PROBLEM STATEMENT: Only the lines holding the string "Extract" are needed. Copy each one.
>> begin EXERCISE MATERIAL
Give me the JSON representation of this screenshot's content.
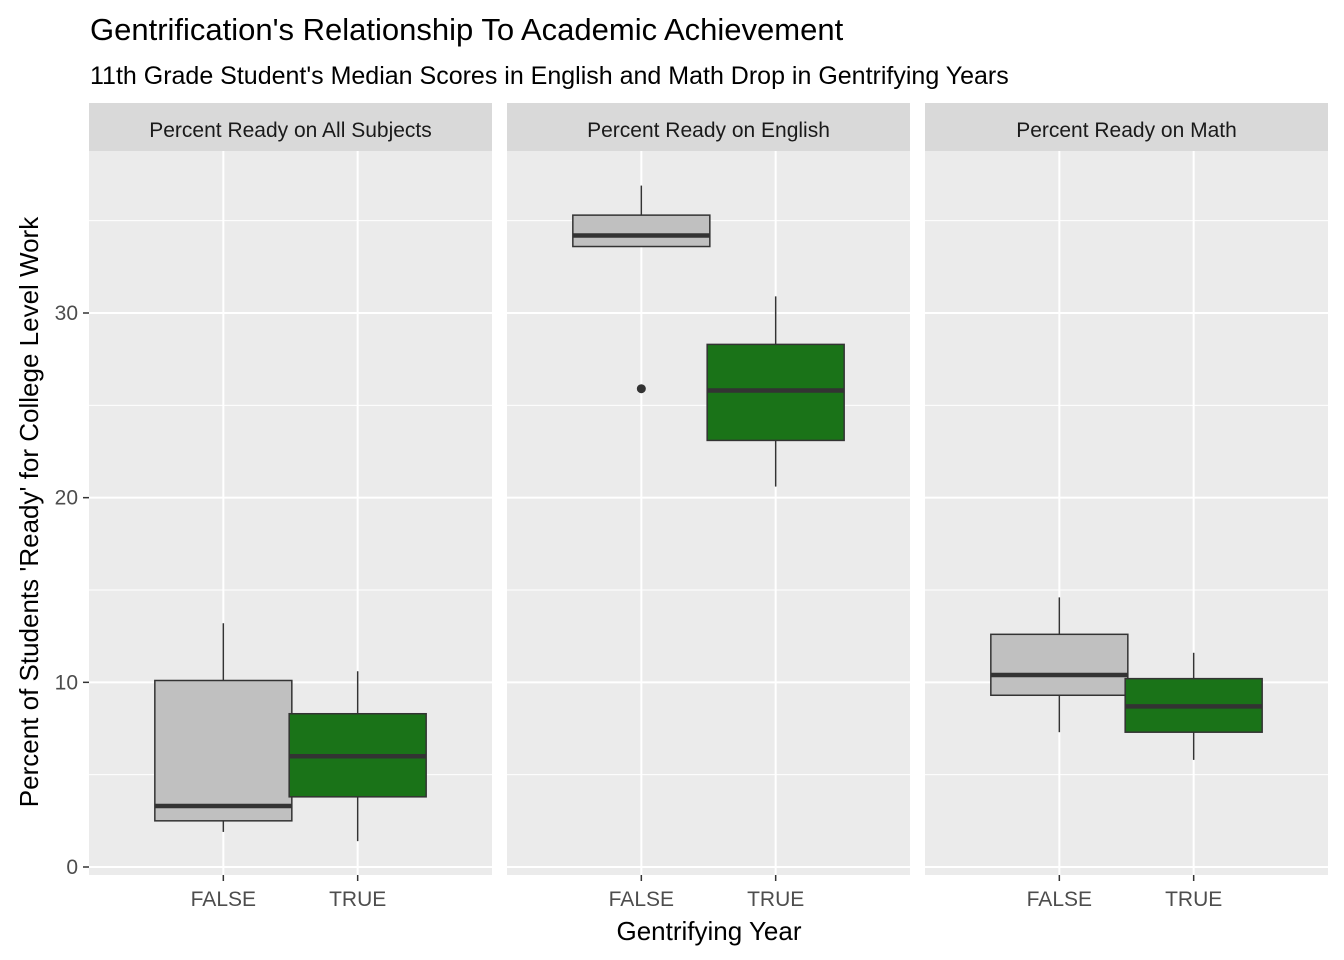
{
  "chart_data": {
    "type": "box",
    "title": "Gentrification's Relationship To Academic Achievement",
    "subtitle": "11th Grade Student's Median Scores in English and Math Drop in Gentrifying Years",
    "xlabel": "Gentrifying Year",
    "ylabel": "Percent of Students 'Ready' for College Level Work",
    "ylim": [
      0,
      39
    ],
    "yticks": [
      0,
      10,
      20,
      30
    ],
    "categories": [
      "FALSE",
      "TRUE"
    ],
    "fill_colors": {
      "FALSE": "#c0c0c0",
      "TRUE": "#1a7318"
    },
    "panel_bg": "#ebebeb",
    "strip_bg": "#d9d9d9",
    "grid": true,
    "legend": "none",
    "facets": [
      {
        "label": "Percent Ready on All Subjects",
        "boxes": [
          {
            "group": "FALSE",
            "min": 1.9,
            "q1": 2.5,
            "median": 3.3,
            "q3": 10.1,
            "max": 13.2,
            "outliers": []
          },
          {
            "group": "TRUE",
            "min": 1.4,
            "q1": 3.8,
            "median": 6.0,
            "q3": 8.3,
            "max": 10.6,
            "outliers": []
          }
        ]
      },
      {
        "label": "Percent Ready on English",
        "boxes": [
          {
            "group": "FALSE",
            "min": 33.6,
            "q1": 33.6,
            "median": 34.2,
            "q3": 35.3,
            "max": 36.9,
            "outliers": [
              25.9
            ]
          },
          {
            "group": "TRUE",
            "min": 20.6,
            "q1": 23.1,
            "median": 25.8,
            "q3": 28.3,
            "max": 30.9,
            "outliers": []
          }
        ]
      },
      {
        "label": "Percent Ready on Math",
        "boxes": [
          {
            "group": "FALSE",
            "min": 7.3,
            "q1": 9.3,
            "median": 10.4,
            "q3": 12.6,
            "max": 14.6,
            "outliers": []
          },
          {
            "group": "TRUE",
            "min": 5.8,
            "q1": 7.3,
            "median": 8.7,
            "q3": 10.2,
            "max": 11.6,
            "outliers": []
          }
        ]
      }
    ]
  }
}
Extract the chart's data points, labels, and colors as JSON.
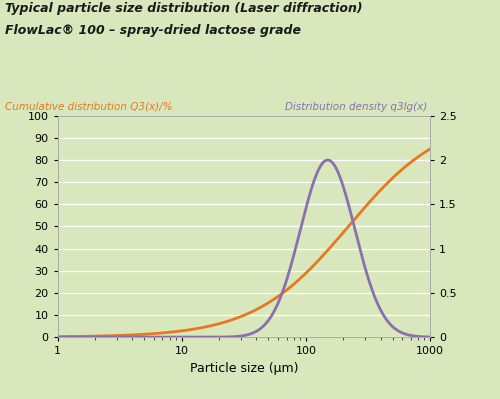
{
  "title1": "Typical particle size distribution (Laser diffraction)",
  "title2": "FlowLac® 100 – spray-dried lactose grade",
  "left_label": "Cumulative distribution Q3(x)/%",
  "right_label": "Distribution density q3lg(x)",
  "xlabel": "Particle size (μm)",
  "background_color": "#d9e8bc",
  "orange_color": "#e87722",
  "purple_color": "#8b6fae",
  "title_color": "#1a1a1a",
  "left_label_color": "#e87722",
  "right_label_color": "#8b6fae",
  "ylim_left": [
    0,
    100
  ],
  "ylim_right": [
    0,
    2.5
  ],
  "xlim_log": [
    1,
    1000
  ],
  "yticks_left": [
    0,
    10,
    20,
    30,
    40,
    50,
    60,
    70,
    80,
    90,
    100
  ],
  "yticks_right": [
    0,
    0.5,
    1.0,
    1.5,
    2.0,
    2.5
  ],
  "cum_x50": 220,
  "cum_sigma": 0.38,
  "dens_x50": 150,
  "dens_sigma": 0.22,
  "dens_peak": 2.0
}
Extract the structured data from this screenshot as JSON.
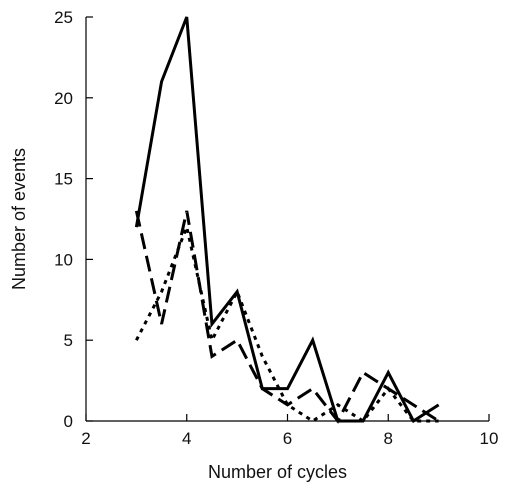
{
  "chart_data": {
    "type": "line",
    "title": "",
    "xlabel": "Number of cycles",
    "ylabel": "Number of events",
    "xlim": [
      2,
      10
    ],
    "ylim": [
      0,
      25
    ],
    "xticks": [
      2,
      4,
      6,
      8,
      10
    ],
    "yticks": [
      0,
      5,
      10,
      15,
      20,
      25
    ],
    "grid": false,
    "series": [
      {
        "style": "solid",
        "x": [
          3,
          3.5,
          4,
          4.5,
          5,
          5.5,
          6,
          6.5,
          7,
          7.5,
          8,
          8.5,
          9
        ],
        "y": [
          12,
          21,
          25,
          6,
          8,
          2,
          2,
          5,
          0,
          0,
          3,
          0,
          1
        ]
      },
      {
        "style": "dashed",
        "x": [
          3,
          3.5,
          4,
          4.5,
          5,
          5.5,
          6,
          6.5,
          7,
          7.5,
          8,
          8.5,
          9
        ],
        "y": [
          13,
          6,
          13,
          4,
          5,
          2,
          1,
          2,
          0,
          3,
          2,
          1,
          0
        ]
      },
      {
        "style": "dotted",
        "x": [
          3,
          3.5,
          4,
          4.5,
          5,
          5.5,
          6,
          6.5,
          7,
          7.5,
          8,
          8.5,
          9
        ],
        "y": [
          5,
          8,
          12,
          5,
          8,
          4,
          1,
          0,
          1,
          0,
          2,
          0,
          0
        ]
      }
    ]
  }
}
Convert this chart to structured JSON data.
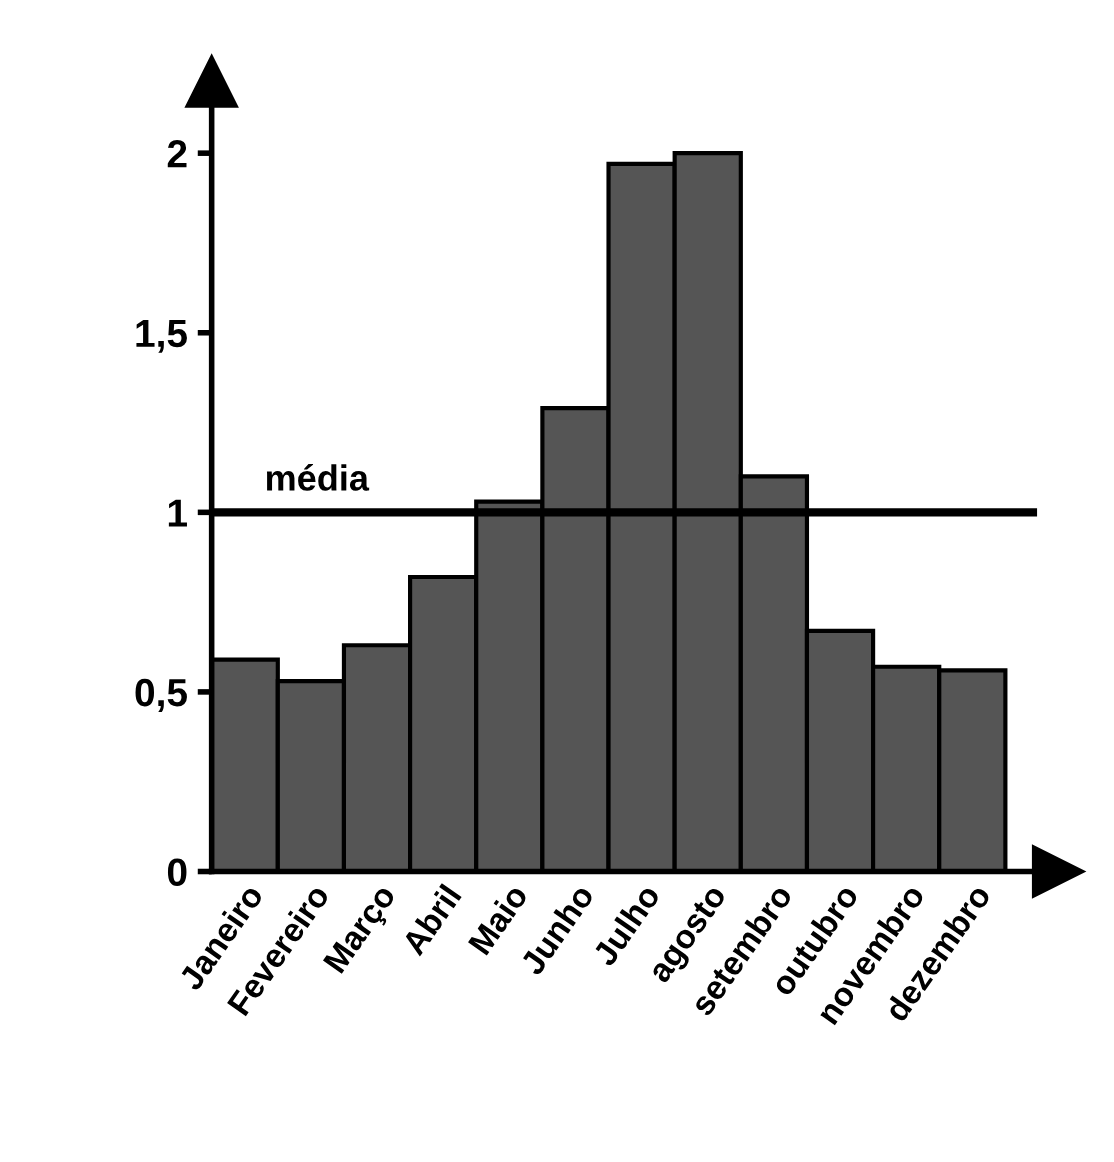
{
  "chart_data": {
    "type": "bar",
    "categories": [
      "Janeiro",
      "Fevereiro",
      "Março",
      "Abril",
      "Maio",
      "Junho",
      "Julho",
      "agosto",
      "setembro",
      "outubro",
      "novembro",
      "dezembro"
    ],
    "values": [
      0.59,
      0.53,
      0.63,
      0.82,
      1.03,
      1.29,
      1.97,
      2.0,
      1.1,
      0.67,
      0.57,
      0.56
    ],
    "color": "#555555",
    "ylim": [
      0,
      2.2
    ],
    "yticks": [
      0,
      {
        "value": 0.5,
        "label": "0,5"
      },
      1,
      {
        "value": 1.5,
        "label": "1,5"
      },
      2
    ],
    "ref_lines": [
      {
        "axis": "y",
        "value": 1,
        "label": "média",
        "color": "#000000"
      }
    ],
    "grid": false,
    "legend": false
  }
}
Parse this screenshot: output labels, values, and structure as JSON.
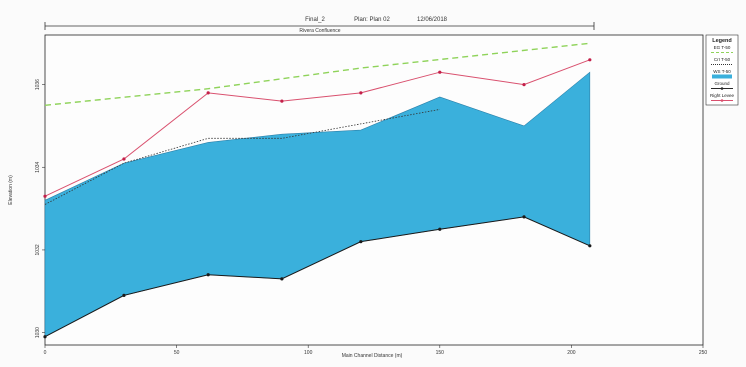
{
  "header": {
    "title": "Final_2",
    "plan": "Plan: Plan 02",
    "date": "12/06/2018",
    "reach_label": "Rivera Confluence"
  },
  "legend": {
    "title": "Legend",
    "items": [
      {
        "label": "EG T-50",
        "color": "#8fd35a",
        "style": "dashed"
      },
      {
        "label": "CrI T-50",
        "color": "#333333",
        "style": "dotted"
      },
      {
        "label": "WS T-50",
        "color": "#3ab0dc",
        "style": "fill"
      },
      {
        "label": "Ground",
        "color": "#2a2a2a",
        "style": "solid-marker"
      },
      {
        "label": "Right Levee",
        "color": "#d9506e",
        "style": "solid-marker"
      }
    ]
  },
  "chart_data": {
    "type": "line",
    "title": "Final_2",
    "xlabel": "Main Channel Distance (m)",
    "ylabel": "Elevation (m)",
    "xlim": [
      0,
      250
    ],
    "ylim": [
      1029.7,
      1037.2
    ],
    "x_ticks": [
      "0",
      "50",
      "100",
      "150",
      "200",
      "250"
    ],
    "y_ticks": [
      "1030",
      "1032",
      "1034",
      "1036"
    ],
    "series": [
      {
        "name": "EG T-50",
        "color": "#8fd35a",
        "x": [
          0,
          62,
          120,
          207
        ],
        "y": [
          1035.5,
          1035.9,
          1036.4,
          1037.0
        ]
      },
      {
        "name": "CrI T-50",
        "color": "#333333",
        "x": [
          0,
          30,
          62,
          90,
          150
        ],
        "y": [
          1033.1,
          1034.1,
          1034.7,
          1034.7,
          1035.4
        ]
      },
      {
        "name": "WS T-50",
        "color": "#3ab0dc",
        "x": [
          0,
          30,
          62,
          90,
          120,
          150,
          182,
          207
        ],
        "y": [
          1033.2,
          1034.1,
          1034.6,
          1034.8,
          1034.9,
          1035.7,
          1035.0,
          1036.3
        ]
      },
      {
        "name": "Ground",
        "color": "#2a2a2a",
        "x": [
          0,
          30,
          62,
          90,
          120,
          150,
          182,
          207
        ],
        "y": [
          1029.9,
          1030.9,
          1031.4,
          1031.3,
          1032.2,
          1032.5,
          1032.8,
          1032.1
        ]
      },
      {
        "name": "Right Levee",
        "color": "#d9506e",
        "x": [
          0,
          30,
          62,
          90,
          120,
          150,
          182,
          207
        ],
        "y": [
          1033.3,
          1034.2,
          1035.8,
          1035.6,
          1035.8,
          1036.3,
          1036.0,
          1036.6
        ]
      }
    ]
  }
}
>> end EXERCISE MATERIAL
RESULT OF THE EXERCISE:
Extract the chart's data points, labels, and colors as JSON.
Extract the structured data from this screenshot as JSON.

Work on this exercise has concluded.